## THE TASK
Collect each line of the records containing the string "title".

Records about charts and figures
------------------------------------------------
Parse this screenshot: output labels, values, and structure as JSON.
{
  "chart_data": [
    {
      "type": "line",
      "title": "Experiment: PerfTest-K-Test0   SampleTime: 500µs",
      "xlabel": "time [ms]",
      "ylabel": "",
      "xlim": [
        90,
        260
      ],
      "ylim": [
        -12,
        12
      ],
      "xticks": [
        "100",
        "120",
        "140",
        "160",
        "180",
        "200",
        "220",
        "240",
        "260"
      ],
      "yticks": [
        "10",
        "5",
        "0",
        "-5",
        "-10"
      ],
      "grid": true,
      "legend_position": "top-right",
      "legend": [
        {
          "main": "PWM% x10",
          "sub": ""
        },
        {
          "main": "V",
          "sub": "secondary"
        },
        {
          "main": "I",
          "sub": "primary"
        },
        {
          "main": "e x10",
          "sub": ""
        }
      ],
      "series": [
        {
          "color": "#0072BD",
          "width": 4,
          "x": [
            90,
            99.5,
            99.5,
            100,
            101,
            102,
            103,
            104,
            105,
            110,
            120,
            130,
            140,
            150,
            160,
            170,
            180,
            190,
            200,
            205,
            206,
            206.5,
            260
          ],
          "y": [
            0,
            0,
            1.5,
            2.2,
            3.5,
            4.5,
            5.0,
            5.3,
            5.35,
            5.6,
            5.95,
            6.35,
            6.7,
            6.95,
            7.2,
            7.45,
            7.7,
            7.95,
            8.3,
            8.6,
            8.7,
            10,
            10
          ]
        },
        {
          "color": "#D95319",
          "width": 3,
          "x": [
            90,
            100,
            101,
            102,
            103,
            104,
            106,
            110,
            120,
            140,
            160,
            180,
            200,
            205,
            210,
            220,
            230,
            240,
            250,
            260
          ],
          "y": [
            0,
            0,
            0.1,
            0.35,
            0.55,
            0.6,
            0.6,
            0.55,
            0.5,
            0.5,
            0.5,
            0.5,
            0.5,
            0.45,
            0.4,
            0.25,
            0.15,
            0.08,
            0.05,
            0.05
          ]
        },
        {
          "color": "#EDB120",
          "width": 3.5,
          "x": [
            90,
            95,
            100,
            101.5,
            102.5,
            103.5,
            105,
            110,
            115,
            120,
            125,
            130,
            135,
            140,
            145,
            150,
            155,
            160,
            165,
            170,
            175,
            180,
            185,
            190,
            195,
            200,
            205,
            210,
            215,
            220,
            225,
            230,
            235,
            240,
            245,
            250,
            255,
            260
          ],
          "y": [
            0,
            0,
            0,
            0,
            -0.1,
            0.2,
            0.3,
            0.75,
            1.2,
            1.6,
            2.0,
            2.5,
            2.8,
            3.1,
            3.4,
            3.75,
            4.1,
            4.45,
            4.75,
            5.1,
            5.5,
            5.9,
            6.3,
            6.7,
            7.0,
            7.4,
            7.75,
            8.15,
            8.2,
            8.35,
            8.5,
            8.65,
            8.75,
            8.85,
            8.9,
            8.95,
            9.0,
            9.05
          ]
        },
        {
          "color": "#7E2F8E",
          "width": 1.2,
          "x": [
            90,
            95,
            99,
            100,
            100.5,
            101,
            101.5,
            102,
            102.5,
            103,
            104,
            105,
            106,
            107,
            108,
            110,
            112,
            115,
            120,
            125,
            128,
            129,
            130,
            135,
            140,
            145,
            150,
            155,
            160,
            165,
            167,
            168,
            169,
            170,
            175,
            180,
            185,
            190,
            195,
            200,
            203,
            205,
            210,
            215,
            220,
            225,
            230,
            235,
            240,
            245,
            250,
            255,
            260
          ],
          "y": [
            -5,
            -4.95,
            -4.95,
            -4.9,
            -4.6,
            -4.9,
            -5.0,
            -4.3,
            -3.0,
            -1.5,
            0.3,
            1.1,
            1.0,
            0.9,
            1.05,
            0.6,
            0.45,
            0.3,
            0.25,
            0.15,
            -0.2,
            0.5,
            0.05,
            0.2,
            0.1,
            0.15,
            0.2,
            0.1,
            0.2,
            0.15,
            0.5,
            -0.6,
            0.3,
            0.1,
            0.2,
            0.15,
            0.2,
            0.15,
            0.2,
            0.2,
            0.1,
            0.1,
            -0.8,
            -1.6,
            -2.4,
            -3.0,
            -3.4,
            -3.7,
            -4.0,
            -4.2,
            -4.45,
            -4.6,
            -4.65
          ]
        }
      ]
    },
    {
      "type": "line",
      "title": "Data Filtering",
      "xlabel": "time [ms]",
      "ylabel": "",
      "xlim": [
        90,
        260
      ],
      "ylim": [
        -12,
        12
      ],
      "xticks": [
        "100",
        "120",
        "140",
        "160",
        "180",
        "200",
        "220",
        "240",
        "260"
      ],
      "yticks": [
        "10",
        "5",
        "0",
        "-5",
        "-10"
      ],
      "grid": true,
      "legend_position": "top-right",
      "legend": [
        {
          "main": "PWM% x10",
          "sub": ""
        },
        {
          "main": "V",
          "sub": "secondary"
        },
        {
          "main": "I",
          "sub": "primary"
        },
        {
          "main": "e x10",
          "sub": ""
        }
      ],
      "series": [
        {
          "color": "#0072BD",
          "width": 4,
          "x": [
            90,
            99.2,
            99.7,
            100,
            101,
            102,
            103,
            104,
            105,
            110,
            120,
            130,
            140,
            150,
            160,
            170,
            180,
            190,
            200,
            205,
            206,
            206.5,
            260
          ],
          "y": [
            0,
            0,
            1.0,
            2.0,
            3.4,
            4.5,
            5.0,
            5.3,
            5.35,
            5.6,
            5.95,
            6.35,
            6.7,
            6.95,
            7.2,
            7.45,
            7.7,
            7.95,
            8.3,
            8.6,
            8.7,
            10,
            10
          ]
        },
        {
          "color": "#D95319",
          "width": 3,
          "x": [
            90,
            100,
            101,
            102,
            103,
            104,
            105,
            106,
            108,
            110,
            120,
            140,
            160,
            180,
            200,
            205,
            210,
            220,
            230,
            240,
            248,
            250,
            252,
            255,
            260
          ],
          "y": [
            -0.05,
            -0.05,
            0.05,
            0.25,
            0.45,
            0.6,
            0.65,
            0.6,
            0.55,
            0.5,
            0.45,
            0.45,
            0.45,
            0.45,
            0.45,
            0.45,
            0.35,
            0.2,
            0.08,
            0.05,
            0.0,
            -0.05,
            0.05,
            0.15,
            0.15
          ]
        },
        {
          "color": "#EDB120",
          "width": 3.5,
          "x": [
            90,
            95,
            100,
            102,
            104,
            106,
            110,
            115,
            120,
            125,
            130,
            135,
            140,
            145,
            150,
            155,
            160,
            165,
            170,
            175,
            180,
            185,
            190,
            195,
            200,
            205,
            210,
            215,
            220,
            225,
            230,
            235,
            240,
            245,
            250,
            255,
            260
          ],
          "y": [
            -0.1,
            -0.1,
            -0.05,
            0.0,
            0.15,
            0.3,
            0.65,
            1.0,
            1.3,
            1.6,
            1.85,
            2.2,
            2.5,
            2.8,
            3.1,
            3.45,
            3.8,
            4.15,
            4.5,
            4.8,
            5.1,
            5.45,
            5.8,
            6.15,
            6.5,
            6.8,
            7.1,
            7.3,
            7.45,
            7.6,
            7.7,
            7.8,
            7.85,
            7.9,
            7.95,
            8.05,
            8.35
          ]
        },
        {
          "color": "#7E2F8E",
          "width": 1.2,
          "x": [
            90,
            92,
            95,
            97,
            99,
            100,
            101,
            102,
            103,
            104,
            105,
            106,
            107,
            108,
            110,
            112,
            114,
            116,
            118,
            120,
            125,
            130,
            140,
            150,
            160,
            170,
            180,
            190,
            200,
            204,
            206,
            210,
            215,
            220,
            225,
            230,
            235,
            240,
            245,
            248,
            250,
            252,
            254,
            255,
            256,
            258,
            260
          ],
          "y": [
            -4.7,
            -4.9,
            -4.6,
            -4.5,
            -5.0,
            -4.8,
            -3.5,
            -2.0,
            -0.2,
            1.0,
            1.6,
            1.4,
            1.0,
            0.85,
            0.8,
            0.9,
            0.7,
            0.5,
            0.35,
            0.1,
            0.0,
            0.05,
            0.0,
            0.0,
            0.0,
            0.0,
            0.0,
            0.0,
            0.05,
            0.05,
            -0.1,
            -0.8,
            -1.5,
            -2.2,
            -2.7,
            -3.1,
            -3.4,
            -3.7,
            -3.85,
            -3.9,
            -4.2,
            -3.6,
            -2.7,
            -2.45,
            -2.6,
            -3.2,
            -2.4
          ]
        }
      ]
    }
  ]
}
------------------------------------------------
## SOLUTION TO THIS EXERCISE
      "title": "Experiment: PerfTest-K-Test0   SampleTime: 500µs",
      "title": "Data Filtering",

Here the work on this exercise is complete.